**Task instructions**
Each entry below must be repeated word for word.

Source records:

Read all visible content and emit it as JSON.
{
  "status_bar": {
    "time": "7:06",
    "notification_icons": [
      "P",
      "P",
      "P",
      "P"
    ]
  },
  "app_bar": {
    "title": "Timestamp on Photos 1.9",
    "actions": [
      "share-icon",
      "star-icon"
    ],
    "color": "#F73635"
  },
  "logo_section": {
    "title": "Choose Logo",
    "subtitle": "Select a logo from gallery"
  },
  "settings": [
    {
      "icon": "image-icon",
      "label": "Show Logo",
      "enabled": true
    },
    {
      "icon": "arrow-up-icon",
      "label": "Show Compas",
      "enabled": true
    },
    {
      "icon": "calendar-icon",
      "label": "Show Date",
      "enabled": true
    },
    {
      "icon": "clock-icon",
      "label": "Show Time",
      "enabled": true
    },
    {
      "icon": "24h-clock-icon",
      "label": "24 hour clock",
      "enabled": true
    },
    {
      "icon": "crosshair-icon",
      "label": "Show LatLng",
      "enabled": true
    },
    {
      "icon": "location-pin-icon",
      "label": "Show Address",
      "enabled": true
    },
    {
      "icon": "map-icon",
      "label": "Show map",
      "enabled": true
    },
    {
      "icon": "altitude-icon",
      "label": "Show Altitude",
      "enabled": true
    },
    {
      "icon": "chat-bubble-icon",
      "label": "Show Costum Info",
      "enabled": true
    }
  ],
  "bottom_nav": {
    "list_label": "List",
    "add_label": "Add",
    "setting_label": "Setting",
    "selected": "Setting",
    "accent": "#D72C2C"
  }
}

**Exercise response**
Read all visible content and emit it as JSON.
{
  "status_bar": {
    "time": "7:06",
    "notification_icons": [
      "P",
      "P",
      "P",
      "P"
    ]
  },
  "app_bar": {
    "title": "Timestamp on Photos 1.9",
    "actions": [
      "share-icon",
      "star-icon"
    ],
    "color": "#F73635"
  },
  "logo_section": {
    "title": "Choose Logo",
    "subtitle": "Select a logo from gallery"
  },
  "settings": [
    {
      "icon": "image-icon",
      "label": "Show Logo",
      "enabled": true
    },
    {
      "icon": "arrow-up-icon",
      "label": "Show Compas",
      "enabled": true
    },
    {
      "icon": "calendar-icon",
      "label": "Show Date",
      "enabled": true
    },
    {
      "icon": "clock-icon",
      "label": "Show Time",
      "enabled": true
    },
    {
      "icon": "24h-clock-icon",
      "label": "24 hour clock",
      "enabled": true
    },
    {
      "icon": "crosshair-icon",
      "label": "Show LatLng",
      "enabled": true
    },
    {
      "icon": "location-pin-icon",
      "label": "Show Address",
      "enabled": true
    },
    {
      "icon": "map-icon",
      "label": "Show map",
      "enabled": true
    },
    {
      "icon": "altitude-icon",
      "label": "Show Altitude",
      "enabled": true
    },
    {
      "icon": "chat-bubble-icon",
      "label": "Show Costum Info",
      "enabled": true
    }
  ],
  "bottom_nav": {
    "list_label": "List",
    "add_label": "Add",
    "setting_label": "Setting",
    "selected": "Setting",
    "accent": "#D72C2C"
  }
}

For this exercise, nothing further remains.